Available records Start Marker

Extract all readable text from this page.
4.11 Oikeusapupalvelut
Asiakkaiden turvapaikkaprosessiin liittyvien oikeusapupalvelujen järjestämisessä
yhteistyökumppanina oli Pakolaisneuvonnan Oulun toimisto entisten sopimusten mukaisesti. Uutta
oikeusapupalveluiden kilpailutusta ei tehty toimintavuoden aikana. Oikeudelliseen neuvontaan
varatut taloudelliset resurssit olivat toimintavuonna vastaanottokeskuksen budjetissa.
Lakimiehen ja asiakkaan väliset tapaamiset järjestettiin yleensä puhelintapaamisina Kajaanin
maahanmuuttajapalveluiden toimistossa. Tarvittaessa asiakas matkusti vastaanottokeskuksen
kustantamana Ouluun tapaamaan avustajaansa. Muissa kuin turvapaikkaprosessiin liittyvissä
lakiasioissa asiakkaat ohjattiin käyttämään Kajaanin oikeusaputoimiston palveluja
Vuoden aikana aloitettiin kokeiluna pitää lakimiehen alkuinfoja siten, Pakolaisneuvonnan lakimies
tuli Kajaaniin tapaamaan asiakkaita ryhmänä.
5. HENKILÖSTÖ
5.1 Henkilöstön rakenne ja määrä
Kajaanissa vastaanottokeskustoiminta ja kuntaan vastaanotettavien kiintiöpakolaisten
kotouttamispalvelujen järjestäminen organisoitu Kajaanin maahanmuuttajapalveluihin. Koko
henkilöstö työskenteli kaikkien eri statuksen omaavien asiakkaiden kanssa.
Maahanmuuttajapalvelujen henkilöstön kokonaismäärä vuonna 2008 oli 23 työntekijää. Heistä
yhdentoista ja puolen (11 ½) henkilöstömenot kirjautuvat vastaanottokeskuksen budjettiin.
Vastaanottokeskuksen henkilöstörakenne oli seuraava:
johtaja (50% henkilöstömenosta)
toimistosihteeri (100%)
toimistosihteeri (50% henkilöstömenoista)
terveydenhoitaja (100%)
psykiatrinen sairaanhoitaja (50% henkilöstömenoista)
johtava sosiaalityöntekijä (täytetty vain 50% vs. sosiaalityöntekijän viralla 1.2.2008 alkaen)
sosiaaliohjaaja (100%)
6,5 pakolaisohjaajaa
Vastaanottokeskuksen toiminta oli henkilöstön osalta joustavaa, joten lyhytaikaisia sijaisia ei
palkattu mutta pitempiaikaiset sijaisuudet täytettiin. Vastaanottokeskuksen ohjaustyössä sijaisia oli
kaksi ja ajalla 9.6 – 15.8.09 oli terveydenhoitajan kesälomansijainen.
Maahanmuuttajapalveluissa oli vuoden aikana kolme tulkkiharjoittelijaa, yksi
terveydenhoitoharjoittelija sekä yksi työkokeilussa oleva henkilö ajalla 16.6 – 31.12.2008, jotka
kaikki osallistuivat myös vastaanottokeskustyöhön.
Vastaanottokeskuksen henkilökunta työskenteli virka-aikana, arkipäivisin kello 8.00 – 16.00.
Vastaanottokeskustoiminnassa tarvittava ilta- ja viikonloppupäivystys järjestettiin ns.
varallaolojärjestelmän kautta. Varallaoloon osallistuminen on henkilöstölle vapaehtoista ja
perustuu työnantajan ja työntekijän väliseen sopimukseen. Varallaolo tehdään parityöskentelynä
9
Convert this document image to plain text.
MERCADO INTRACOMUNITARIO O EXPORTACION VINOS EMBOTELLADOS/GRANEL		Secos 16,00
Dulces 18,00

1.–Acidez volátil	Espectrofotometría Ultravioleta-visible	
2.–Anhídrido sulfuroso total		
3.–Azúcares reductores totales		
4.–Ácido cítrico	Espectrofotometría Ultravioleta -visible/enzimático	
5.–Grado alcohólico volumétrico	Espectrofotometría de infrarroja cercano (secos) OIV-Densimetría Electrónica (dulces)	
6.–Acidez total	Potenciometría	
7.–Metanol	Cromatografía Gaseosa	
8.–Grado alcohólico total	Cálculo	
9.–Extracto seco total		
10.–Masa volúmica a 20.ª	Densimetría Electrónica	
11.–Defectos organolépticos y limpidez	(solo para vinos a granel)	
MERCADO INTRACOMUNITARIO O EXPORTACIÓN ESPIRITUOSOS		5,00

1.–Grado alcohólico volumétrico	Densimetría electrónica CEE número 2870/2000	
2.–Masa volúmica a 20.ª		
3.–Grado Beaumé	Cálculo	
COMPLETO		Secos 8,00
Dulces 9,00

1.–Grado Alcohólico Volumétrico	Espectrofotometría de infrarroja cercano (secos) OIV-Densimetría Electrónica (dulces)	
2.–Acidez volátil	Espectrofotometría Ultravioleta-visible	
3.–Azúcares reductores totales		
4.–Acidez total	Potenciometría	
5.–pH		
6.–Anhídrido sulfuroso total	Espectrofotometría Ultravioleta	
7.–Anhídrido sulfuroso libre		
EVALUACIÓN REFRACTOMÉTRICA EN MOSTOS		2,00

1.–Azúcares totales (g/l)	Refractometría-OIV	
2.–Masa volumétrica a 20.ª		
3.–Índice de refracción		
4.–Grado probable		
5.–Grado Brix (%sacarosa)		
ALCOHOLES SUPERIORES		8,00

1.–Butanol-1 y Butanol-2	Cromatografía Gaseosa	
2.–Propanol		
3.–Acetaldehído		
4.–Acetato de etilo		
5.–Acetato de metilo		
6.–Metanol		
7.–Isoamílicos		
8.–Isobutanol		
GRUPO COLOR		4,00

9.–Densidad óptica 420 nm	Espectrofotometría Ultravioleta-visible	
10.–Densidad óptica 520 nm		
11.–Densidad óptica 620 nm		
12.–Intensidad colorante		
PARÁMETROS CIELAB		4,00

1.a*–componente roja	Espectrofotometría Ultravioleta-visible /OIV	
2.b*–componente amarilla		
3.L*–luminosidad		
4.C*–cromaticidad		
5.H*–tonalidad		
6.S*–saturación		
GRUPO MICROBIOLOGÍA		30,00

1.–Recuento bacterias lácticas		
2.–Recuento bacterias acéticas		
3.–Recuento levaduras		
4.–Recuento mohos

Available records End Marker

_Task goal_
Would you repeat each of the lines above exactly?

_Exercise solution_
Extract all readable text from this page.
4.11 Oikeusapupalvelut
Asiakkaiden turvapaikkaprosessiin liittyvien oikeusapupalvelujen järjestämisessä
yhteistyökumppanina oli Pakolaisneuvonnan Oulun toimisto entisten sopimusten mukaisesti. Uutta
oikeusapupalveluiden kilpailutusta ei tehty toimintavuoden aikana. Oikeudelliseen neuvontaan
varatut taloudelliset resurssit olivat toimintavuonna vastaanottokeskuksen budjetissa.
Lakimiehen ja asiakkaan väliset tapaamiset järjestettiin yleensä puhelintapaamisina Kajaanin
maahanmuuttajapalveluiden toimistossa. Tarvittaessa asiakas matkusti vastaanottokeskuksen
kustantamana Ouluun tapaamaan avustajaansa. Muissa kuin turvapaikkaprosessiin liittyvissä
lakiasioissa asiakkaat ohjattiin käyttämään Kajaanin oikeusaputoimiston palveluja
Vuoden aikana aloitettiin kokeiluna pitää lakimiehen alkuinfoja siten, Pakolaisneuvonnan lakimies
tuli Kajaaniin tapaamaan asiakkaita ryhmänä.
5. HENKILÖSTÖ
5.1 Henkilöstön rakenne ja määrä
Kajaanissa vastaanottokeskustoiminta ja kuntaan vastaanotettavien kiintiöpakolaisten
kotouttamispalvelujen järjestäminen organisoitu Kajaanin maahanmuuttajapalveluihin. Koko
henkilöstö työskenteli kaikkien eri statuksen omaavien asiakkaiden kanssa.
Maahanmuuttajapalvelujen henkilöstön kokonaismäärä vuonna 2008 oli 23 työntekijää. Heistä
yhdentoista ja puolen (11 ½) henkilöstömenot kirjautuvat vastaanottokeskuksen budjettiin.
Vastaanottokeskuksen henkilöstörakenne oli seuraava:
johtaja (50% henkilöstömenosta)
toimistosihteeri (100%)
toimistosihteeri (50% henkilöstömenoista)
terveydenhoitaja (100%)
psykiatrinen sairaanhoitaja (50% henkilöstömenoista)
johtava sosiaalityöntekijä (täytetty vain 50% vs. sosiaalityöntekijän viralla 1.2.2008 alkaen)
sosiaaliohjaaja (100%)
6,5 pakolaisohjaajaa
Vastaanottokeskuksen toiminta oli henkilöstön osalta joustavaa, joten lyhytaikaisia sijaisia ei
palkattu mutta pitempiaikaiset sijaisuudet täytettiin. Vastaanottokeskuksen ohjaustyössä sijaisia oli
kaksi ja ajalla 9.6 – 15.8.09 oli terveydenhoitajan kesälomansijainen.
Maahanmuuttajapalveluissa oli vuoden aikana kolme tulkkiharjoittelijaa, yksi
terveydenhoitoharjoittelija sekä yksi työkokeilussa oleva henkilö ajalla 16.6 – 31.12.2008, jotka
kaikki osallistuivat myös vastaanottokeskustyöhön.
Vastaanottokeskuksen henkilökunta työskenteli virka-aikana, arkipäivisin kello 8.00 – 16.00.
Vastaanottokeskustoiminnassa tarvittava ilta- ja viikonloppupäivystys järjestettiin ns.
varallaolojärjestelmän kautta. Varallaoloon osallistuminen on henkilöstölle vapaehtoista ja
perustuu työnantajan ja työntekijän väliseen sopimukseen. Varallaolo tehdään parityöskentelynä
9
Convert this document image to plain text.
MERCADO INTRACOMUNITARIO O EXPORTACION VINOS EMBOTELLADOS/GRANEL		Secos 16,00
Dulces 18,00

1.–Acidez volátil	Espectrofotometría Ultravioleta-visible	
2.–Anhídrido sulfuroso total		
3.–Azúcares reductores totales		
4.–Ácido cítrico	Espectrofotometría Ultravioleta -visible/enzimático	
5.–Grado alcohólico volumétrico	Espectrofotometría de infrarroja cercano (secos) OIV-Densimetría Electrónica (dulces)	
6.–Acidez total	Potenciometría	
7.–Metanol	Cromatografía Gaseosa	
8.–Grado alcohólico total	Cálculo	
9.–Extracto seco total		
10.–Masa volúmica a 20.ª	Densimetría Electrónica	
11.–Defectos organolépticos y limpidez	(solo para vinos a granel)	
MERCADO INTRACOMUNITARIO O EXPORTACIÓN ESPIRITUOSOS		5,00

1.–Grado alcohólico volumétrico	Densimetría electrónica CEE número 2870/2000	
2.–Masa volúmica a 20.ª		
3.–Grado Beaumé	Cálculo	
COMPLETO		Secos 8,00
Dulces 9,00

1.–Grado Alcohólico Volumétrico	Espectrofotometría de infrarroja cercano (secos) OIV-Densimetría Electrónica (dulces)	
2.–Acidez volátil	Espectrofotometría Ultravioleta-visible	
3.–Azúcares reductores totales		
4.–Acidez total	Potenciometría	
5.–pH		
6.–Anhídrido sulfuroso total	Espectrofotometría Ultravioleta	
7.–Anhídrido sulfuroso libre		
EVALUACIÓN REFRACTOMÉTRICA EN MOSTOS		2,00

1.–Azúcares totales (g/l)	Refractometría-OIV	
2.–Masa volumétrica a 20.ª		
3.–Índice de refracción		
4.–Grado probable		
5.–Grado Brix (%sacarosa)		
ALCOHOLES SUPERIORES		8,00

1.–Butanol-1 y Butanol-2	Cromatografía Gaseosa	
2.–Propanol		
3.–Acetaldehído		
4.–Acetato de etilo		
5.–Acetato de metilo		
6.–Metanol		
7.–Isoamílicos		
8.–Isobutanol		
GRUPO COLOR		4,00

9.–Densidad óptica 420 nm	Espectrofotometría Ultravioleta-visible	
10.–Densidad óptica 520 nm		
11.–Densidad óptica 620 nm		
12.–Intensidad colorante		
PARÁMETROS CIELAB		4,00

1.a*–componente roja	Espectrofotometría Ultravioleta-visible /OIV	
2.b*–componente amarilla		
3.L*–luminosidad		
4.C*–cromaticidad		
5.H*–tonalidad		
6.S*–saturación		
GRUPO MICROBIOLOGÍA		30,00

1.–Recuento bacterias lácticas		
2.–Recuento bacterias acéticas		
3.–Recuento levaduras		
4.–Recuento mohos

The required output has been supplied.